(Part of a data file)
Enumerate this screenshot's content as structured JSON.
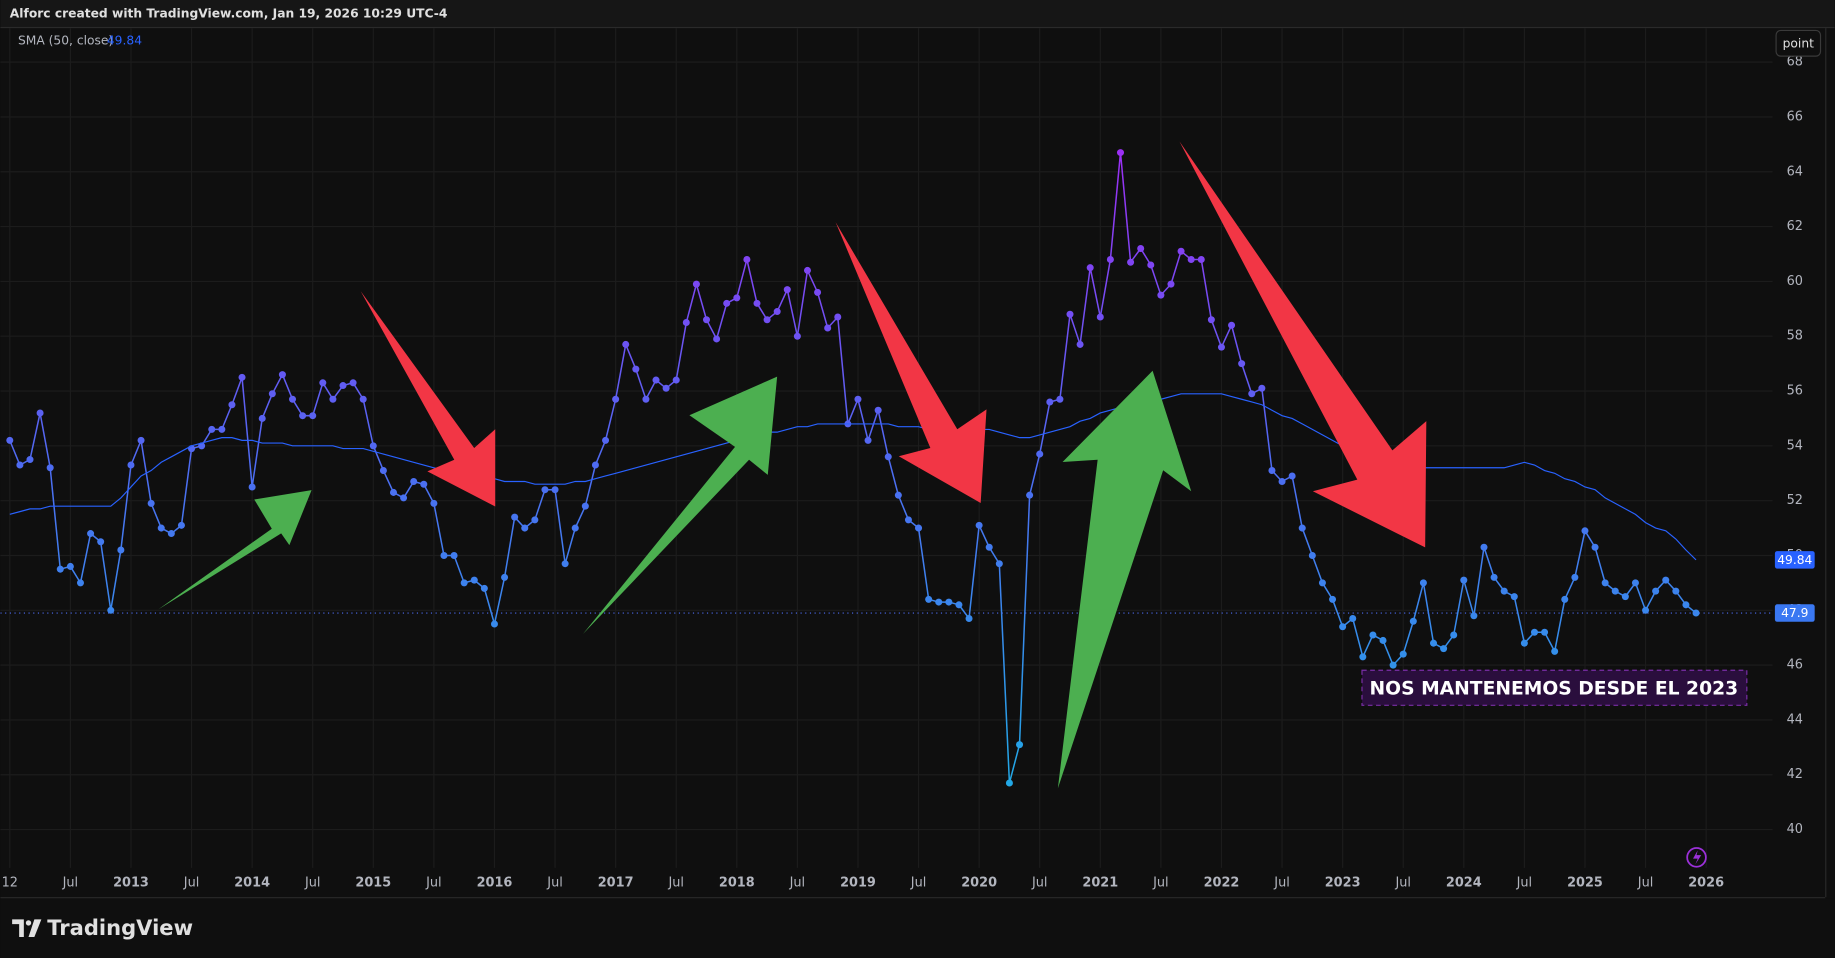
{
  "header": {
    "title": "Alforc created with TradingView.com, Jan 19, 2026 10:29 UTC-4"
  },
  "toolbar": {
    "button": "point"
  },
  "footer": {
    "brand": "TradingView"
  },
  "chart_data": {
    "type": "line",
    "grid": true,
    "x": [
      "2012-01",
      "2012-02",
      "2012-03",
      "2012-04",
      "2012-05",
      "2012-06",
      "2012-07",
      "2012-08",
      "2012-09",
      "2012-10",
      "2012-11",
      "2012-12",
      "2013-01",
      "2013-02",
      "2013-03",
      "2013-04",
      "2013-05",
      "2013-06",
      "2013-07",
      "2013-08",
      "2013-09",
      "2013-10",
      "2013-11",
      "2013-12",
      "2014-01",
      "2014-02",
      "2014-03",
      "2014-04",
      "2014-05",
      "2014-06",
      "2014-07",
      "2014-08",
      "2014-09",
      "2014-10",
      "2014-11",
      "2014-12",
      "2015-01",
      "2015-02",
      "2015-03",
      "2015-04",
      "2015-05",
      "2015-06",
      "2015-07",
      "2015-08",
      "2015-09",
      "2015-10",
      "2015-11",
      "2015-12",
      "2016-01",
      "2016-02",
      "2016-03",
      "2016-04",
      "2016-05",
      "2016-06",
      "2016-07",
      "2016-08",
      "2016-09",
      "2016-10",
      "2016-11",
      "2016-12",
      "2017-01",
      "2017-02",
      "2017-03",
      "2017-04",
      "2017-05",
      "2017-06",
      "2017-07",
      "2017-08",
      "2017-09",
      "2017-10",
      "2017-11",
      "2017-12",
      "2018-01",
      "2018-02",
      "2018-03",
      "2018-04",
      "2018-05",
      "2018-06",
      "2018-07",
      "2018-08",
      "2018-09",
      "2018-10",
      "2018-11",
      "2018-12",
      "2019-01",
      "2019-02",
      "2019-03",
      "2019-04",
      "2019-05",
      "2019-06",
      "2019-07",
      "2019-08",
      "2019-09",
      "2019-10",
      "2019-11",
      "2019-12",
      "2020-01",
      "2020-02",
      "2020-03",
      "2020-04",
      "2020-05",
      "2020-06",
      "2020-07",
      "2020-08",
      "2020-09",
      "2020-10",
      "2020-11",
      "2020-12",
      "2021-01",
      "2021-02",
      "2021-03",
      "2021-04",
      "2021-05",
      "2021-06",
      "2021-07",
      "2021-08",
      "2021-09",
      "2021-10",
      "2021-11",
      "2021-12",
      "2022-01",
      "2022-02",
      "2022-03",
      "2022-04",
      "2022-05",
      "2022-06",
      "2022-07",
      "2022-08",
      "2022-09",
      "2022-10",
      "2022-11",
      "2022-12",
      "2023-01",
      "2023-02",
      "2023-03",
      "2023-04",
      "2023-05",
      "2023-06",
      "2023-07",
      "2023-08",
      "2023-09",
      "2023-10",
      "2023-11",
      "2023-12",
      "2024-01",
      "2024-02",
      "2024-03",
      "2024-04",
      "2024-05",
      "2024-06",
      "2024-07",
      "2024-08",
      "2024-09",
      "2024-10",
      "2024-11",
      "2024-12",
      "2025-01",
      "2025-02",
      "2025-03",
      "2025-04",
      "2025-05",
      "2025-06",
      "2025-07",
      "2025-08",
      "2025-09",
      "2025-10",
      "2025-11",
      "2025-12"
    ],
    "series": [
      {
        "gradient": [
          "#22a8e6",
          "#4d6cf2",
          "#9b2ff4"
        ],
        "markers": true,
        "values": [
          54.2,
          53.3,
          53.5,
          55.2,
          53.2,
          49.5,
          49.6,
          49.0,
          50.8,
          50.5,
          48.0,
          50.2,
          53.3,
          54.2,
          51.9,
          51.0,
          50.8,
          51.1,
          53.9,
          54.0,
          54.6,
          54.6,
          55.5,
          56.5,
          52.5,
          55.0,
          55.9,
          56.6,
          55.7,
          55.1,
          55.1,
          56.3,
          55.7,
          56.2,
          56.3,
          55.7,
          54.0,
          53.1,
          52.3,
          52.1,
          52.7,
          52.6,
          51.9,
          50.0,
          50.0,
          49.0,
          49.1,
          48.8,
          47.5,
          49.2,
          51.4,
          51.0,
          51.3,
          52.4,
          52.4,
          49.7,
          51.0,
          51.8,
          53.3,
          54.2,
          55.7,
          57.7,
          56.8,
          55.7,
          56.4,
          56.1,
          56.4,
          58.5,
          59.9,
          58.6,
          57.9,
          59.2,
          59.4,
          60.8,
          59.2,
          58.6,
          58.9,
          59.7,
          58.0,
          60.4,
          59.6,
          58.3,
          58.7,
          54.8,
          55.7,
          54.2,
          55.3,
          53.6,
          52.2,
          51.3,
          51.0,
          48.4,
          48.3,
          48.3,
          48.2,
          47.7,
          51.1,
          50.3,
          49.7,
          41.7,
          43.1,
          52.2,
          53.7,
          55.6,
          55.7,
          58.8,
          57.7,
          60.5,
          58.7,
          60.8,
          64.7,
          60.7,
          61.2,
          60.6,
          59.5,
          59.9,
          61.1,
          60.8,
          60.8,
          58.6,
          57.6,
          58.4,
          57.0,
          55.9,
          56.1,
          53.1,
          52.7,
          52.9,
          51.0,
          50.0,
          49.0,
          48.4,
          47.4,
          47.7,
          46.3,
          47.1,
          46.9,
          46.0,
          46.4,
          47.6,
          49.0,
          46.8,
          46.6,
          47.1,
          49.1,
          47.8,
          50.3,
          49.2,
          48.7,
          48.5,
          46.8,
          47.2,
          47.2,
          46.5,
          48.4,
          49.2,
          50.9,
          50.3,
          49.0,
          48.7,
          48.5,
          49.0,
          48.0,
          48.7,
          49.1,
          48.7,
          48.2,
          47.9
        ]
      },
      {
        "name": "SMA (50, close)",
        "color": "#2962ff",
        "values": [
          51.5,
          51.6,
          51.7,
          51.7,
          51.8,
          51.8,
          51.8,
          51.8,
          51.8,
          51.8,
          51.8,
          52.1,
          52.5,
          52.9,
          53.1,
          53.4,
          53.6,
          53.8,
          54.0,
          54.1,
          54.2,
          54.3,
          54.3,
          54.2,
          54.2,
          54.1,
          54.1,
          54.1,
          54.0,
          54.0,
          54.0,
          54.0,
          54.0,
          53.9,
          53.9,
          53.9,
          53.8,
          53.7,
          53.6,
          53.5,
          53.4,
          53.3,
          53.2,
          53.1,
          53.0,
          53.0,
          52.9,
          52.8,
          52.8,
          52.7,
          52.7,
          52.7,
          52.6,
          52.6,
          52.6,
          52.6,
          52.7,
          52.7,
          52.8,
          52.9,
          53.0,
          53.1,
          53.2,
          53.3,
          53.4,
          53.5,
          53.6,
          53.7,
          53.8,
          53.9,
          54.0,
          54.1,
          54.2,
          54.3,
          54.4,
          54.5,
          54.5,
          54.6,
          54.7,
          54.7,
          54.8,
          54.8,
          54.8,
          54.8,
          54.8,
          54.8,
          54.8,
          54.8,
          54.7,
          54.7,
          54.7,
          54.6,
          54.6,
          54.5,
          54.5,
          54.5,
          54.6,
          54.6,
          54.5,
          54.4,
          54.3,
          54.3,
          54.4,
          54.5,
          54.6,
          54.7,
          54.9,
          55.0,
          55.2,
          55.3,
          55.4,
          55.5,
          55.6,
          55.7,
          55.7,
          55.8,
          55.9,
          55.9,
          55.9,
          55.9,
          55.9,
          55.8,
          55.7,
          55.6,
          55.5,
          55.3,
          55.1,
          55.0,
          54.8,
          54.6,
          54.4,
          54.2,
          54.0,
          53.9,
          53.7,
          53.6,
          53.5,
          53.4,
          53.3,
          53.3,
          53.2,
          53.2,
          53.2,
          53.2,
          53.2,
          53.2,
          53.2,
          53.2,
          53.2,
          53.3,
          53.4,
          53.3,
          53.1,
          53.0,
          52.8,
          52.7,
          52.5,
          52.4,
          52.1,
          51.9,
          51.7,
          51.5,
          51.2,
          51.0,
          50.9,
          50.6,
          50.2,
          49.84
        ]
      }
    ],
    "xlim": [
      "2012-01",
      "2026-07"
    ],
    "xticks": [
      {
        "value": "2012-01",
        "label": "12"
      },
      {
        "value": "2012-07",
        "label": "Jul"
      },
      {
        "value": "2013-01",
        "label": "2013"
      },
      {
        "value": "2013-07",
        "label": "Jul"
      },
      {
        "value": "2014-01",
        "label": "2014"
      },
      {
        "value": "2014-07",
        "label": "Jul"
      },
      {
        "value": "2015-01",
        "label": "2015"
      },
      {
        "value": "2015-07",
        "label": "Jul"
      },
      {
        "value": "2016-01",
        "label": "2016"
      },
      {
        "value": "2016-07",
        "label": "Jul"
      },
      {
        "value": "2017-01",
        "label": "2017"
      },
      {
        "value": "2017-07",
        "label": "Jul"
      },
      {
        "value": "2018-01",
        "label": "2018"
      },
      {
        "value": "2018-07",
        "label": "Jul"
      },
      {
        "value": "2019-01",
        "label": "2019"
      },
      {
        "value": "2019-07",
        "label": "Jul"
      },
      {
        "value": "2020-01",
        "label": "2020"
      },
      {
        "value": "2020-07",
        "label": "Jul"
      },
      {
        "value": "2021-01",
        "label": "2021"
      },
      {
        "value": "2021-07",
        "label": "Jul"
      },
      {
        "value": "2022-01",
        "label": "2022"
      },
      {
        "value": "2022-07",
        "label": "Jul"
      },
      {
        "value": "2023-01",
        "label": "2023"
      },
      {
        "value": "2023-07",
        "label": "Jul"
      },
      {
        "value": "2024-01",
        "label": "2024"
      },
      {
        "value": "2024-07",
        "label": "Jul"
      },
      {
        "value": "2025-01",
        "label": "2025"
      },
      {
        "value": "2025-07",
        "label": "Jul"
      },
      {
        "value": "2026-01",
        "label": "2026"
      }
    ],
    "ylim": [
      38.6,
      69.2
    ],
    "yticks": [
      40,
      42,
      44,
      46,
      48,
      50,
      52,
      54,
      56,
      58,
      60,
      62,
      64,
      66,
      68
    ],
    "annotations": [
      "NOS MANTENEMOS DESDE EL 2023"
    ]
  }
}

Short exercise -
Go through the records above, find every line with the word "TradingView", and list those lines.

Reply -
    "title": "Alforc created with TradingView.com, Jan 19, 2026 10:29 UTC-4"
    "brand": "TradingView"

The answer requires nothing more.